------ Listed entries ------
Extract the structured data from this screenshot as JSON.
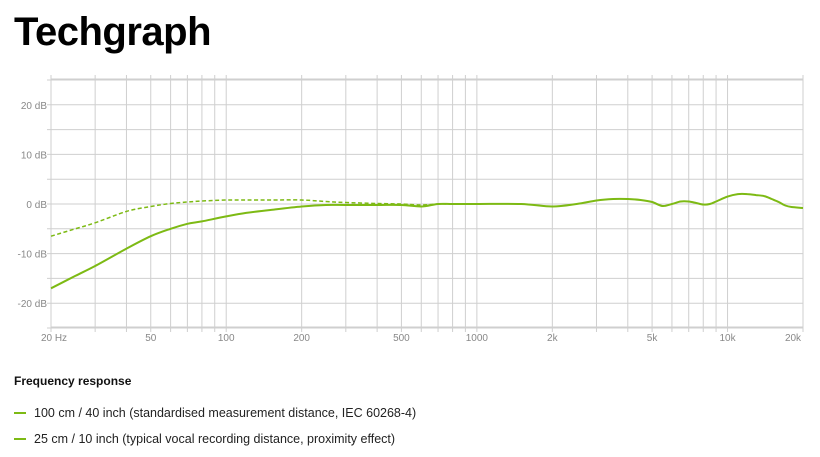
{
  "header": {
    "brand": "Techgraph"
  },
  "colors": {
    "series": "#7dba14",
    "grid": "#cfcfcf",
    "tick_text": "#888888"
  },
  "legend": {
    "heading": "Frequency response",
    "items": [
      {
        "label": "100 cm / 40 inch (standardised measurement distance, IEC 60268-4)",
        "style": "solid"
      },
      {
        "label": "25 cm / 10 inch (typical vocal recording distance, proximity effect)",
        "style": "dashed"
      }
    ]
  },
  "chart_data": {
    "type": "line",
    "title": "",
    "xlabel": "",
    "ylabel": "",
    "x_scale": "log",
    "xlim": [
      20,
      20000
    ],
    "ylim": [
      -25,
      25
    ],
    "grid": true,
    "legend_position": "bottom-left",
    "x_ticks": [
      {
        "value": 20,
        "label": "20 Hz"
      },
      {
        "value": 50,
        "label": "50"
      },
      {
        "value": 100,
        "label": "100"
      },
      {
        "value": 200,
        "label": "200"
      },
      {
        "value": 500,
        "label": "500"
      },
      {
        "value": 1000,
        "label": "1000"
      },
      {
        "value": 2000,
        "label": "2k"
      },
      {
        "value": 5000,
        "label": "5k"
      },
      {
        "value": 10000,
        "label": "10k"
      },
      {
        "value": 20000,
        "label": "20k"
      }
    ],
    "y_ticks": [
      {
        "value": 20,
        "label": "20 dB"
      },
      {
        "value": 10,
        "label": "10 dB"
      },
      {
        "value": 0,
        "label": "0 dB"
      },
      {
        "value": -10,
        "label": "-10 dB"
      },
      {
        "value": -20,
        "label": "-20 dB"
      }
    ],
    "series": [
      {
        "name": "100 cm / 40 inch (standardised measurement distance, IEC 60268-4)",
        "style": "solid",
        "x": [
          20,
          25,
          30,
          40,
          50,
          60,
          70,
          80,
          100,
          120,
          150,
          200,
          250,
          300,
          400,
          500,
          600,
          700,
          800,
          1000,
          1500,
          2000,
          2500,
          3000,
          3500,
          4000,
          4500,
          5000,
          5500,
          6000,
          6500,
          7000,
          7500,
          8000,
          8500,
          9000,
          10000,
          11000,
          12000,
          13000,
          14000,
          15000,
          16000,
          17000,
          18000,
          20000
        ],
        "y": [
          -17,
          -14.5,
          -12.5,
          -9,
          -6.5,
          -5,
          -4,
          -3.5,
          -2.5,
          -1.8,
          -1.2,
          -0.5,
          -0.2,
          -0.2,
          -0.2,
          -0.2,
          -0.5,
          0,
          0,
          0,
          0,
          -0.5,
          0,
          0.7,
          1,
          1,
          0.8,
          0.4,
          -0.4,
          0,
          0.5,
          0.5,
          0.2,
          -0.1,
          0,
          0.5,
          1.5,
          2,
          2,
          1.8,
          1.6,
          1,
          0.4,
          -0.3,
          -0.6,
          -0.8
        ]
      },
      {
        "name": "25 cm / 10 inch (typical vocal recording distance, proximity effect)",
        "style": "dashed",
        "x": [
          20,
          25,
          30,
          40,
          50,
          60,
          70,
          80,
          100,
          120,
          150,
          200,
          250,
          300,
          400,
          500,
          600,
          700,
          800,
          1000
        ],
        "y": [
          -6.5,
          -5,
          -3.8,
          -1.5,
          -0.5,
          0.1,
          0.4,
          0.6,
          0.8,
          0.8,
          0.8,
          0.8,
          0.5,
          0.3,
          0.1,
          0,
          -0.2,
          0,
          0,
          0
        ]
      }
    ]
  }
}
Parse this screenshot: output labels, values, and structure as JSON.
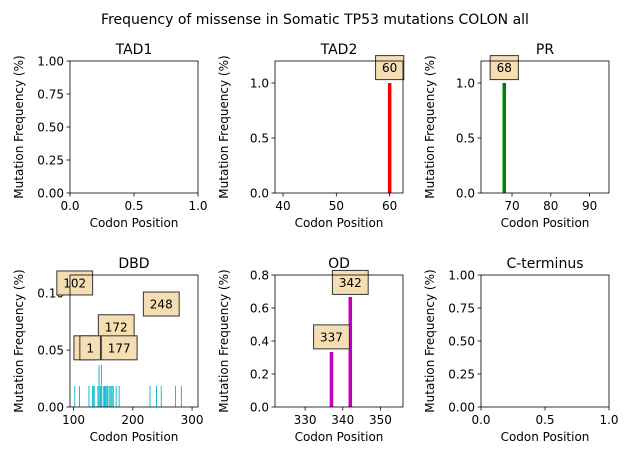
------
**Goal of the exercise**:
State how many lines in the records above contain the word "distance", and give only that number.

**Task response**:
4